WHAT YOU WILL DO
Locate each line below that includes "title" and reproduce it.

>> begin AVAILABLE RECORDS

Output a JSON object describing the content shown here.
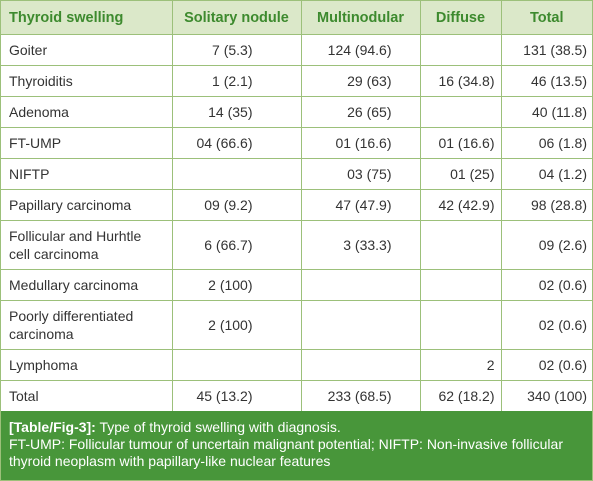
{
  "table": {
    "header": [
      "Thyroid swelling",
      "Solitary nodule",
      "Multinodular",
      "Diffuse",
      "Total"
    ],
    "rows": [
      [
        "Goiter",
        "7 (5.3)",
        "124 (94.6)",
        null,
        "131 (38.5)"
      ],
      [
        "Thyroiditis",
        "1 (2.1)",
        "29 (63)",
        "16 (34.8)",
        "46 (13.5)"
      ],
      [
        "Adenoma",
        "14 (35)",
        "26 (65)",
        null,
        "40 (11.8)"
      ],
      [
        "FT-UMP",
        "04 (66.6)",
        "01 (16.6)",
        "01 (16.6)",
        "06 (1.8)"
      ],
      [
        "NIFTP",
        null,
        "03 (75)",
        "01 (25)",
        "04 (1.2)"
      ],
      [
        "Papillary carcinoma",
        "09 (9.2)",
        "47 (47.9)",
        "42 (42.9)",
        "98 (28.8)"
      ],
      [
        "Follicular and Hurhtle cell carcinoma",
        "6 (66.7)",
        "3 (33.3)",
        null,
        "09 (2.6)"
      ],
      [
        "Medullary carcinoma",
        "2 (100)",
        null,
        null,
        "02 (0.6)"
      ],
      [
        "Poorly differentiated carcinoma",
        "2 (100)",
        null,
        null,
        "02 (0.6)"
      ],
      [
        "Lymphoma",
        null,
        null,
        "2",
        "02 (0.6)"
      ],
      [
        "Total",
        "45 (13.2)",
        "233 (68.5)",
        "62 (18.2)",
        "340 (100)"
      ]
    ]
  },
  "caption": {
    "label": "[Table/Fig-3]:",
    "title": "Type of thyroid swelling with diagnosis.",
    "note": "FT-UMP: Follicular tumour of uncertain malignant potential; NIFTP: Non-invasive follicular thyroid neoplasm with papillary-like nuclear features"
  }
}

>> end AVAILABLE RECORDS
>> begin AVAILABLE RECORDS

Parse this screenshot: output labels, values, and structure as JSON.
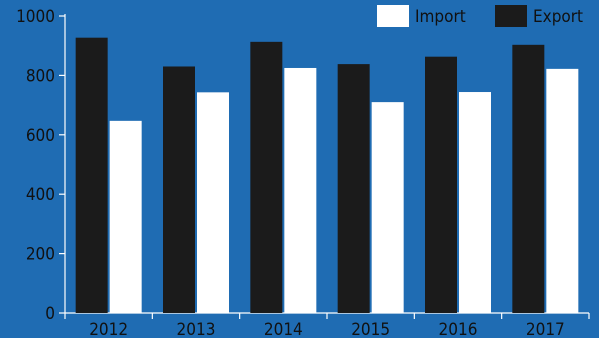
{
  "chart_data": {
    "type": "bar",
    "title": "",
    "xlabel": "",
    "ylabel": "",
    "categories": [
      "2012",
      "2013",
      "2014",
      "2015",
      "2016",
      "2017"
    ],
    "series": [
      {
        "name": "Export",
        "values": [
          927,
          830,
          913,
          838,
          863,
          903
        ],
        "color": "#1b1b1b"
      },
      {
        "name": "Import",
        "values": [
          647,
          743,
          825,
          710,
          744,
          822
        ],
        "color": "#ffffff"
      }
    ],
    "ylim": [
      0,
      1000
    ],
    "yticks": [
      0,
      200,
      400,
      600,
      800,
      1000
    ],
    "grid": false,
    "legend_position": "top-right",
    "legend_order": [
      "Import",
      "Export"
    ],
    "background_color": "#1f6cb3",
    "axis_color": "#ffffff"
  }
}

>> end AVAILABLE RECORDS

REPLY TO THE EXERCISE
    "title": "Type of thyroid swelling with diagnosis.",
    "title": "",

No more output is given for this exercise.